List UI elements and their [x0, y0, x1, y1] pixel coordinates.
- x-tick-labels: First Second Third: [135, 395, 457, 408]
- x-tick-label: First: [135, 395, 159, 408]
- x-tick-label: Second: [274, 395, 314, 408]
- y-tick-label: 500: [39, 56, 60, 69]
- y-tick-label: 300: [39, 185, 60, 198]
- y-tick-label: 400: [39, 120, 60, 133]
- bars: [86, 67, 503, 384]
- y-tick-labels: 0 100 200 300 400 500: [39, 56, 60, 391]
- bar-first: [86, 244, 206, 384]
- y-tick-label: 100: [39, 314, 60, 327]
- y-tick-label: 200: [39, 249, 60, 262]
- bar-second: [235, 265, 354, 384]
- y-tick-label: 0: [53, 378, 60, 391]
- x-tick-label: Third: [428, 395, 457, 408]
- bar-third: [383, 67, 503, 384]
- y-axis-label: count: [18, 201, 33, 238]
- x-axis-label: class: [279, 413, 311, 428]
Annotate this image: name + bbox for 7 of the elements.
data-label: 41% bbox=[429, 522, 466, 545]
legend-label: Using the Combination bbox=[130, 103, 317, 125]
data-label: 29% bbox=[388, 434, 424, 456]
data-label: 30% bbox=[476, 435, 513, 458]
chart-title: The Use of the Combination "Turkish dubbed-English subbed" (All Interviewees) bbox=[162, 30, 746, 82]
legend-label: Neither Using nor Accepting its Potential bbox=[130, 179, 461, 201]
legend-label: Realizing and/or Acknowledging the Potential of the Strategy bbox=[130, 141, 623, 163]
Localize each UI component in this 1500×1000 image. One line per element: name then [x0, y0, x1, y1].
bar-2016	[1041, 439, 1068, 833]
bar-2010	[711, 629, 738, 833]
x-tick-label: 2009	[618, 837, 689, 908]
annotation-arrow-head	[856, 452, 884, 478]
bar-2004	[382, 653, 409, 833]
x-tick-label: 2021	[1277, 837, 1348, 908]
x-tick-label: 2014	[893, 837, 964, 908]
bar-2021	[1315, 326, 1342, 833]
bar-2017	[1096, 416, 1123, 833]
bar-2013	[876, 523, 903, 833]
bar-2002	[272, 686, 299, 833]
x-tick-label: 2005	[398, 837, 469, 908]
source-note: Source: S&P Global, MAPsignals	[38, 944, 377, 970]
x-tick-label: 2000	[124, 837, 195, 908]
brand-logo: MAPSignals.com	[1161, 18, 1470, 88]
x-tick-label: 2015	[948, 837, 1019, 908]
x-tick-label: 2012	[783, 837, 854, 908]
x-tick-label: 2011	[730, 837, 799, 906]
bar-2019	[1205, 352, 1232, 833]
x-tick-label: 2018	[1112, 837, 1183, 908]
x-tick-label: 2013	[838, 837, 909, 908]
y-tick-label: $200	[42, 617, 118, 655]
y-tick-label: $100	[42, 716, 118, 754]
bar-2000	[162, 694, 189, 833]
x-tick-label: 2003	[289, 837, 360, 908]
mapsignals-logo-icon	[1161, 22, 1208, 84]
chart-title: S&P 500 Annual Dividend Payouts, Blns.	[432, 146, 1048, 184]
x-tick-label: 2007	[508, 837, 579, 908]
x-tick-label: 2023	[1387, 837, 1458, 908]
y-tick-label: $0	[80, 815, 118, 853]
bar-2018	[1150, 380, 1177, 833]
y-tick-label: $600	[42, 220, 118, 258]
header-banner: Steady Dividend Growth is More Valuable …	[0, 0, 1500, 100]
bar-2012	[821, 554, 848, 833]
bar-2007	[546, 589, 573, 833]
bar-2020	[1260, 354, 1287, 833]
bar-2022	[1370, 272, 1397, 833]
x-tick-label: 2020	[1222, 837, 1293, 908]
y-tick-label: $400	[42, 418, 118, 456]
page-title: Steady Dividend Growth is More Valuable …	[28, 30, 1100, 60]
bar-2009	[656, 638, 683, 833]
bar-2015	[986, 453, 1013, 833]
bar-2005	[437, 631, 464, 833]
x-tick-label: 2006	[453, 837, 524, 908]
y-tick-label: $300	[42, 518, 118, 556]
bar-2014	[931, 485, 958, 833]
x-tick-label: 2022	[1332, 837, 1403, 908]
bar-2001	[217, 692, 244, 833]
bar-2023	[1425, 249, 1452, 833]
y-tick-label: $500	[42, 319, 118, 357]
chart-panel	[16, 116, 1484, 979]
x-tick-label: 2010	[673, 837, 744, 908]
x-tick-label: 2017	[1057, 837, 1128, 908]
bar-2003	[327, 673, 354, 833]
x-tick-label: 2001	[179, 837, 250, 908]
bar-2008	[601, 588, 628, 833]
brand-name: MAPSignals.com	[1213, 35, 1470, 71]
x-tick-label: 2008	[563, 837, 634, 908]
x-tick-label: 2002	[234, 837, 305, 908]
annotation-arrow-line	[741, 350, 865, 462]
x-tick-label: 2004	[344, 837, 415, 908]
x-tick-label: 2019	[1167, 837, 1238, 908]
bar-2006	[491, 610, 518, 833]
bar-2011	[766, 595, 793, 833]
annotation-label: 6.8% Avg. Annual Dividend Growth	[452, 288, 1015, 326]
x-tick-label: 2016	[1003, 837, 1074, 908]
------------------------------------------------------------
• _Task description_: Copy out the records word for word, starting at the first line and ending with the line containing "- y-tick-label: 100: [39, 314, 60, 327]", including that line.

• _Answer to the exercise_:
List UI elements and their [x0, y0, x1, y1] pixel coordinates.
- x-tick-labels: First Second Third: [135, 395, 457, 408]
- x-tick-label: First: [135, 395, 159, 408]
- x-tick-label: Second: [274, 395, 314, 408]
- y-tick-label: 500: [39, 56, 60, 69]
- y-tick-label: 300: [39, 185, 60, 198]
- y-tick-label: 400: [39, 120, 60, 133]
- bars: [86, 67, 503, 384]
- y-tick-labels: 0 100 200 300 400 500: [39, 56, 60, 391]
- bar-first: [86, 244, 206, 384]
- y-tick-label: 100: [39, 314, 60, 327]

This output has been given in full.